• **Exercise brief**:
Only the number is wanted: tally the lines below that contain the word "BiobankX".

• **Figure record listings**:
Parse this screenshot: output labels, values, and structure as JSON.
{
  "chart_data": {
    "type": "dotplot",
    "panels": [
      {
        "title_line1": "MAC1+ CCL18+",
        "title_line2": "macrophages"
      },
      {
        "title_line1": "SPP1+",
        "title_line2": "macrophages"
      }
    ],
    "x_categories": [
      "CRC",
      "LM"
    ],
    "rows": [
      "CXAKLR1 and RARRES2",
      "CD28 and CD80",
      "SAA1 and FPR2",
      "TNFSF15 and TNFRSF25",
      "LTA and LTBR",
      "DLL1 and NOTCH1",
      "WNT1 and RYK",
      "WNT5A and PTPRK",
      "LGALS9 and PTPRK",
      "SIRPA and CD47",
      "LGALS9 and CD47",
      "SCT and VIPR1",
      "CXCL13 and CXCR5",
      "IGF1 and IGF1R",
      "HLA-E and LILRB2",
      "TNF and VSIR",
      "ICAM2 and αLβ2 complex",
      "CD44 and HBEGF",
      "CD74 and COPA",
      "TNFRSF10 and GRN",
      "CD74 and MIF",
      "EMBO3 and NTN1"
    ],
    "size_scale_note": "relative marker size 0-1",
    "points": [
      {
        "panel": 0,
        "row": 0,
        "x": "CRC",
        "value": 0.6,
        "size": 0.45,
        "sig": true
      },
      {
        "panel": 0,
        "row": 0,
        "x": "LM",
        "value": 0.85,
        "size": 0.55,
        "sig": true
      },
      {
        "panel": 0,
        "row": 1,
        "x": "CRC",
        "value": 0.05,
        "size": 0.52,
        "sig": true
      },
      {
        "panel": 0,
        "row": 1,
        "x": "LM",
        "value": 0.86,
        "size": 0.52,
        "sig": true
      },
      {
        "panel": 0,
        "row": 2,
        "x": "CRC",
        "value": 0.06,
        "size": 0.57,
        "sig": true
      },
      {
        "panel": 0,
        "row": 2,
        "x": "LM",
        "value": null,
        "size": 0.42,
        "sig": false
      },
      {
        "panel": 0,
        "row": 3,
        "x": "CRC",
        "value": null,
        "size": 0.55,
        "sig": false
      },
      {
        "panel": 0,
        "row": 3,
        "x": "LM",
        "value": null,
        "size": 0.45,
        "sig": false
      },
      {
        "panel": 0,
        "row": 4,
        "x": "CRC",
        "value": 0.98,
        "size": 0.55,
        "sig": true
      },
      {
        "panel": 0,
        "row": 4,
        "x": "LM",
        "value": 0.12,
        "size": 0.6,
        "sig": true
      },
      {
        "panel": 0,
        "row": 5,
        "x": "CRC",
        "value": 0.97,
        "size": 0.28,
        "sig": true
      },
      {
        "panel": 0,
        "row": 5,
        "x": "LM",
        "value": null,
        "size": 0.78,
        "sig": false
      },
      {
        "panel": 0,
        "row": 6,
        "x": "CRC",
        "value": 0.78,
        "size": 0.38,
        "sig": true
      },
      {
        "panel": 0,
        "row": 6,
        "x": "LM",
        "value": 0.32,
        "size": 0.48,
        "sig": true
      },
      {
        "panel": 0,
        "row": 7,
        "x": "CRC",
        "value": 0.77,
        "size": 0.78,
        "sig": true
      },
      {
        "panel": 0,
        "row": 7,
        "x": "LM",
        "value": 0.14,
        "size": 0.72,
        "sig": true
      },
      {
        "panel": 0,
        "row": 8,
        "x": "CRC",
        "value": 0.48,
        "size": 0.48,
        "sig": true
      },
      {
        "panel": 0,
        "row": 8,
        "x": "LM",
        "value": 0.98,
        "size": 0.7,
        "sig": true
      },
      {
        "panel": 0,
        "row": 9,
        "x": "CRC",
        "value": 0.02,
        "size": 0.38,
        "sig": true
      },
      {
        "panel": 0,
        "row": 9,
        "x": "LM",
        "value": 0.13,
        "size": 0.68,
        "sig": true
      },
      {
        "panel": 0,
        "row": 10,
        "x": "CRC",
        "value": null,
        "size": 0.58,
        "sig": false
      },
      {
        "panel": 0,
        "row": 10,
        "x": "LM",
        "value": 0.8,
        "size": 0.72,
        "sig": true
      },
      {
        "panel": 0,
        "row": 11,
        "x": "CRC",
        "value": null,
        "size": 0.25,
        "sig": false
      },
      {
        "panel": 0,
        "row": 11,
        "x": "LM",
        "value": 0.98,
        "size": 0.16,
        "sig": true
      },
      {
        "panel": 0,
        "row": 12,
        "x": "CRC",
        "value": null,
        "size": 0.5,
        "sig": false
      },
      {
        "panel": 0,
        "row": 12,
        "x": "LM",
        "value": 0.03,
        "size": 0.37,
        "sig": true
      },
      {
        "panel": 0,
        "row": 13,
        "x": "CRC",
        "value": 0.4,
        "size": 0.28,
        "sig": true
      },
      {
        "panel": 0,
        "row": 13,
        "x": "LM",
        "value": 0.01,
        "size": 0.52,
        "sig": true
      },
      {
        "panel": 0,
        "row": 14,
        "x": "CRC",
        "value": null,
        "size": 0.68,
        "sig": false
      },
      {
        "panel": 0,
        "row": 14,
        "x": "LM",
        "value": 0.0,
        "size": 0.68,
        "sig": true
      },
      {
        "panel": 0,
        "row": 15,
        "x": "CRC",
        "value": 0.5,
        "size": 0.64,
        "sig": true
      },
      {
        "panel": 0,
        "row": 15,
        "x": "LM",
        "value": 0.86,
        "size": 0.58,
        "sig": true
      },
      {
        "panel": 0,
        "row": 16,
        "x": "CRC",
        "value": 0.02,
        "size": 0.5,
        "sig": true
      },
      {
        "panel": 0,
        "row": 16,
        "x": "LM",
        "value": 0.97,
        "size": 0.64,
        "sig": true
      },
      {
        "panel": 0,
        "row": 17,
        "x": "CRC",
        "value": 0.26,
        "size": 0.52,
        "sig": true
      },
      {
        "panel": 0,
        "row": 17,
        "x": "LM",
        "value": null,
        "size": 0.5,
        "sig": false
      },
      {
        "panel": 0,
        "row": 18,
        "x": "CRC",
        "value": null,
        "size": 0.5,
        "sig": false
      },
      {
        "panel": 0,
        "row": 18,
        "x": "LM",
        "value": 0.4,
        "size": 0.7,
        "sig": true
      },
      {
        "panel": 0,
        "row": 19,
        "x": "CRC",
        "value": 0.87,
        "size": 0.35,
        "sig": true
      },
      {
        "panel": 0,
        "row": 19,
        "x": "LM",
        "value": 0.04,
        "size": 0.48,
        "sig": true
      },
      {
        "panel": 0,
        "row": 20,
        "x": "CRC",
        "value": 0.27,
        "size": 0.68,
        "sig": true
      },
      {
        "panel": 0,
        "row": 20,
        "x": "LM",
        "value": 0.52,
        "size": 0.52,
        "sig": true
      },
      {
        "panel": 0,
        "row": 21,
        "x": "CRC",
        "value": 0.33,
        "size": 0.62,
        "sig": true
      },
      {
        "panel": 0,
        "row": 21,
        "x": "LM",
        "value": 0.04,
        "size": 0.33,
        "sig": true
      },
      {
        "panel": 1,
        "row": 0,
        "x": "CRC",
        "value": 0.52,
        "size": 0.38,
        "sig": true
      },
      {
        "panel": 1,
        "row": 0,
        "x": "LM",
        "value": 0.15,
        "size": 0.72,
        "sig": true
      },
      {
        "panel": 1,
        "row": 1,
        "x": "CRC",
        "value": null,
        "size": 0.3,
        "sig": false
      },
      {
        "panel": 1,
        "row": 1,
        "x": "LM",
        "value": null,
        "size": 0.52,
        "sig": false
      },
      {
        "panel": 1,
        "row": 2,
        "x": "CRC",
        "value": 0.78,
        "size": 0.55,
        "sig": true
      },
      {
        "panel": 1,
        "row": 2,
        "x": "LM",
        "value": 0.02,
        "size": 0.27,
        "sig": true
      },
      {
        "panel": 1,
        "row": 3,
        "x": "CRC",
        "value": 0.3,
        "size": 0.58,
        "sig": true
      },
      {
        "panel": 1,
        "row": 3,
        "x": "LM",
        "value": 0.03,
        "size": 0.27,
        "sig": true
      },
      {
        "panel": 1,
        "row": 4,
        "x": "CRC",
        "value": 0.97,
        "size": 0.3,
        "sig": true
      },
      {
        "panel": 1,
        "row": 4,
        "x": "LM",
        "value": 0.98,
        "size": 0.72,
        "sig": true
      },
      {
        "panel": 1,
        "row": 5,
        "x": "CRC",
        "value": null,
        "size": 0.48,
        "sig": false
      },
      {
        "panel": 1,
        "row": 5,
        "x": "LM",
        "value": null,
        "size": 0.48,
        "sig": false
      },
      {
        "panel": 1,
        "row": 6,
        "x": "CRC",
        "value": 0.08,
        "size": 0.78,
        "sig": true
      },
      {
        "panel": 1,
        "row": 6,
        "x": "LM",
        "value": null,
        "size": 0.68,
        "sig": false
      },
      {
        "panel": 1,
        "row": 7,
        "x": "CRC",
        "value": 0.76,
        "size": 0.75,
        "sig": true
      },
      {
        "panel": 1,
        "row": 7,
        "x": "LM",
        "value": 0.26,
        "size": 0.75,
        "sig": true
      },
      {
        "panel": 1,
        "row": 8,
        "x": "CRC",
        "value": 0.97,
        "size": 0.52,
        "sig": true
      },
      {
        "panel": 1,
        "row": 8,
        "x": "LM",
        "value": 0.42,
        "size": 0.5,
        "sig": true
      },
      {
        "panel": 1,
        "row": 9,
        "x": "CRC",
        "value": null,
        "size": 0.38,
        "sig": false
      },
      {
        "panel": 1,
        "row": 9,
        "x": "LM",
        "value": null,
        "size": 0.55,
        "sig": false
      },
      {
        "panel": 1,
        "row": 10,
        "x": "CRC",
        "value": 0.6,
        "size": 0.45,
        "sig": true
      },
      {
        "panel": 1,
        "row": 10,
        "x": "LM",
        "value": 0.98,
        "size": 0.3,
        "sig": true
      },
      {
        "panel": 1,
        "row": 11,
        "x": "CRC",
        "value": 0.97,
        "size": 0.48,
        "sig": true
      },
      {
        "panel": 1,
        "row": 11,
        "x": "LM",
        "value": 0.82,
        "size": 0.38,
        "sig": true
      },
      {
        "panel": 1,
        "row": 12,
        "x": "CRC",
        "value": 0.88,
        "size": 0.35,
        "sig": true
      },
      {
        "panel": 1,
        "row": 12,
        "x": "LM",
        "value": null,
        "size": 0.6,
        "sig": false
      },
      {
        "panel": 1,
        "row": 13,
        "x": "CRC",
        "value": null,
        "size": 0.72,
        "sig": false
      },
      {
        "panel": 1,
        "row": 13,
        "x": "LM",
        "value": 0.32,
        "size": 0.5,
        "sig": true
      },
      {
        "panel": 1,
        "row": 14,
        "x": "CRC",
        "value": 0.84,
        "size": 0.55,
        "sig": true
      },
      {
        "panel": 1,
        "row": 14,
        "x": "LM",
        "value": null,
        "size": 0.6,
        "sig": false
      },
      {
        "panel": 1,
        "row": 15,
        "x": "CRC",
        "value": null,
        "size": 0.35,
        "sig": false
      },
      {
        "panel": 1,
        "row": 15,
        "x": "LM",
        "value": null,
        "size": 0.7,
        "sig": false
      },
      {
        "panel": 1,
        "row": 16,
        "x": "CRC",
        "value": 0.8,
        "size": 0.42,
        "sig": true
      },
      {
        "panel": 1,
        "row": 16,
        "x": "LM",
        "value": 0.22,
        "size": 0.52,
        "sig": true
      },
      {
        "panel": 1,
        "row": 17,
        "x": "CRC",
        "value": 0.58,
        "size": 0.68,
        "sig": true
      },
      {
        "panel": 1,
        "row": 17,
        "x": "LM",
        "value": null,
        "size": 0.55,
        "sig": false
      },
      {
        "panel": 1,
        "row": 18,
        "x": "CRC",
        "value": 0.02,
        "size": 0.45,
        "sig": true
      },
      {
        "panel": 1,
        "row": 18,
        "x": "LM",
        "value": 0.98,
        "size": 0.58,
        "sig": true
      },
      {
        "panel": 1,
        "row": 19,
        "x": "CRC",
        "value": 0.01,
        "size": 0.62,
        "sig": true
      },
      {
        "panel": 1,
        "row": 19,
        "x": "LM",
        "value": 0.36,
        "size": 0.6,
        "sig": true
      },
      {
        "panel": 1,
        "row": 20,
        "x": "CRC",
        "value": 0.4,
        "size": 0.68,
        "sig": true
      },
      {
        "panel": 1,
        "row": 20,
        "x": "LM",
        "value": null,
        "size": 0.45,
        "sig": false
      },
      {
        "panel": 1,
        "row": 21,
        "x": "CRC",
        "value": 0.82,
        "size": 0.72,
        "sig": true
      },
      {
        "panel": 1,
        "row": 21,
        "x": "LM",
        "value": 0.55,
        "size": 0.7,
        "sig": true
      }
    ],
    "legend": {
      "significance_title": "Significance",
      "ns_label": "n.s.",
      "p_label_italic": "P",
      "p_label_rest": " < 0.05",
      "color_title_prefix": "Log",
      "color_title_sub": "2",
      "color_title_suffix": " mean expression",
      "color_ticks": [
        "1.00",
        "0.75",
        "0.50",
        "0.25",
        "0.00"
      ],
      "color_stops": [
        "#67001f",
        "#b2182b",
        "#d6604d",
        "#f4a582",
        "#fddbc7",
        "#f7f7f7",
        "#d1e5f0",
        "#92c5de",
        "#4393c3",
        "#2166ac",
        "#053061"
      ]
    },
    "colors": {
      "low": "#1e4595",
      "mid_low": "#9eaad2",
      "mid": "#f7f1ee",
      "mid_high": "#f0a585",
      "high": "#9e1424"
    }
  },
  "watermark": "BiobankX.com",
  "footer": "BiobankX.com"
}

• **The solution**:
2